== WRITTEN TASK ==
Spot every line with the word "JSON" and return it.

[Figure content listings]
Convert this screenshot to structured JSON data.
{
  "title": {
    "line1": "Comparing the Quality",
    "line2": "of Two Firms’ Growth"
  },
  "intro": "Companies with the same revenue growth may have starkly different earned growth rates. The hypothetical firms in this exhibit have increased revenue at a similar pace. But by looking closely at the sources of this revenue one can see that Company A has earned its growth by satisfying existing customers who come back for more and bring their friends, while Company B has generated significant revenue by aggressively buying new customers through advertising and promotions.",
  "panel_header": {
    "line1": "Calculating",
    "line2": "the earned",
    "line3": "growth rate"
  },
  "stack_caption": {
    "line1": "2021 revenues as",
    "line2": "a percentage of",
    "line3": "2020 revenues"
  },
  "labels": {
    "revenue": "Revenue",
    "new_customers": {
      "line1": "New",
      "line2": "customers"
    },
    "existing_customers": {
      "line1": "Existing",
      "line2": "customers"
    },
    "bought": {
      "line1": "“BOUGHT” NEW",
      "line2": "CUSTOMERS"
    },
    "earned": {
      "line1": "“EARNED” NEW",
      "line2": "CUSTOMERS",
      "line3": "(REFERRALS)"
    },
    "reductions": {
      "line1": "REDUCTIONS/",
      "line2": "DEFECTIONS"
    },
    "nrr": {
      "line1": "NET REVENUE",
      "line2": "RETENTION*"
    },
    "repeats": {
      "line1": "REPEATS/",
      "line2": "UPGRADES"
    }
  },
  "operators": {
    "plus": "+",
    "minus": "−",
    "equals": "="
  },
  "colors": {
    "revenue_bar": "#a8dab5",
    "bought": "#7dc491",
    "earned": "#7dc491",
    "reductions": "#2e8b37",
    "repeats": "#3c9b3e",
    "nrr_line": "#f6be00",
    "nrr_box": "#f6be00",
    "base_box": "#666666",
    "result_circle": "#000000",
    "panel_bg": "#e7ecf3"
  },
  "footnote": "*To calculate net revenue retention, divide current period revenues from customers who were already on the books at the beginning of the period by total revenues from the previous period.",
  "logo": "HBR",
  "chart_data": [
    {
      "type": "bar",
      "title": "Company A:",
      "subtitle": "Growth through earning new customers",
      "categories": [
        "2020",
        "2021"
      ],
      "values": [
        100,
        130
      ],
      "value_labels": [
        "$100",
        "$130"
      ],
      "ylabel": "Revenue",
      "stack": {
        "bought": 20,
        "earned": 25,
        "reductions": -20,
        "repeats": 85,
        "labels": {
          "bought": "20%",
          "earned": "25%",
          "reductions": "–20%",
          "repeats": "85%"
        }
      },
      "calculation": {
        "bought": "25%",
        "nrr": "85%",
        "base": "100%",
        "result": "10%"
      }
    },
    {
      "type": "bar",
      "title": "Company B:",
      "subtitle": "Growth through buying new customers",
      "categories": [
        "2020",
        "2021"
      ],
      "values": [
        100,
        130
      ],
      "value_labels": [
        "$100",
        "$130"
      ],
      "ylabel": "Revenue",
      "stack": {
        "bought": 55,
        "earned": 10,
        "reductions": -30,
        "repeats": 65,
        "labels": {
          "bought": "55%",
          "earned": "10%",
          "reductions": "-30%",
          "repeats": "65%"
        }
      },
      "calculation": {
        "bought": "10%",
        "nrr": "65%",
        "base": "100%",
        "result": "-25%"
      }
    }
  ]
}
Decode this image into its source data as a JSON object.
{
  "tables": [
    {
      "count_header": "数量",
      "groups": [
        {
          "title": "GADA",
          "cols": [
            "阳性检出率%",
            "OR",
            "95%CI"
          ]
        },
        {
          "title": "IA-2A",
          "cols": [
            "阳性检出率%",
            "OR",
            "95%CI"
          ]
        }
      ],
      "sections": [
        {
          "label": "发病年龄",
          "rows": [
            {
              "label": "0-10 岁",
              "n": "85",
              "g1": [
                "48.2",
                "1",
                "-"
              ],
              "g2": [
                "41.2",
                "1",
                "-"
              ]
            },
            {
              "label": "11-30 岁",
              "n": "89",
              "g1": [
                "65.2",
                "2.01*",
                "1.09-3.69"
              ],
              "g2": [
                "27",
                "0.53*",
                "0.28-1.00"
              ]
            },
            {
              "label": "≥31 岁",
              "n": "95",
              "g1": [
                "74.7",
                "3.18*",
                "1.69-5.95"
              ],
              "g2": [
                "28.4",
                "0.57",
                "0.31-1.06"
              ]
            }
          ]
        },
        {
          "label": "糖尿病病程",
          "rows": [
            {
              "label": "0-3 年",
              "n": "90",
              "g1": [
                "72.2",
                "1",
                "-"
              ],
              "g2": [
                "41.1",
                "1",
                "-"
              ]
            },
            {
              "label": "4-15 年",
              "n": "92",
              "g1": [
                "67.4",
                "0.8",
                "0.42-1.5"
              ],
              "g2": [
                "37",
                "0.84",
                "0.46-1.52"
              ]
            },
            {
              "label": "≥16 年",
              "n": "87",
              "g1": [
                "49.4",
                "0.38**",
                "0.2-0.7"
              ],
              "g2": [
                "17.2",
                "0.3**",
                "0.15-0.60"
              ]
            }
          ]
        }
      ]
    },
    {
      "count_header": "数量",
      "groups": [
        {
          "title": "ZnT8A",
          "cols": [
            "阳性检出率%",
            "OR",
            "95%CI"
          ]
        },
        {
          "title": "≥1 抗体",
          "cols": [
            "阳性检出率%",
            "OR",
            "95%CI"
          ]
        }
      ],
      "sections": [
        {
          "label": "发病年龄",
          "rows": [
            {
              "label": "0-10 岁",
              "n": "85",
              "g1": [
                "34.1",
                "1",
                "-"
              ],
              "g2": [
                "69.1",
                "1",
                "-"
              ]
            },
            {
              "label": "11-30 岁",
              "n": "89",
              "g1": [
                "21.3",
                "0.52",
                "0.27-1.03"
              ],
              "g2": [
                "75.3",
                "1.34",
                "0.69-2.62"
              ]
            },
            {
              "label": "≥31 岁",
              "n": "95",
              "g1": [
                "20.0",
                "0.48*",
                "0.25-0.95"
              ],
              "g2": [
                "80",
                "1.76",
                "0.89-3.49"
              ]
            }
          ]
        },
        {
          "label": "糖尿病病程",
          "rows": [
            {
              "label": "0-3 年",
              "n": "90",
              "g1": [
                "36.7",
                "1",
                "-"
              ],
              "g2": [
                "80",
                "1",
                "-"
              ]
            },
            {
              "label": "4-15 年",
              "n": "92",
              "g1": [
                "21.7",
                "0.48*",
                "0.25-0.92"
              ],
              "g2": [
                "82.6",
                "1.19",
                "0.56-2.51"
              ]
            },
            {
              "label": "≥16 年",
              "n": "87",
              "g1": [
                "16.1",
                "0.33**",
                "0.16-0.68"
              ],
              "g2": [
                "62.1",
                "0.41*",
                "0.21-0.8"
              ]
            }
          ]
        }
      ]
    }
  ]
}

== ANSWER TO THE EXERCISE ==
Convert this screenshot to structured JSON data.
Decode this image into its source data as a JSON object.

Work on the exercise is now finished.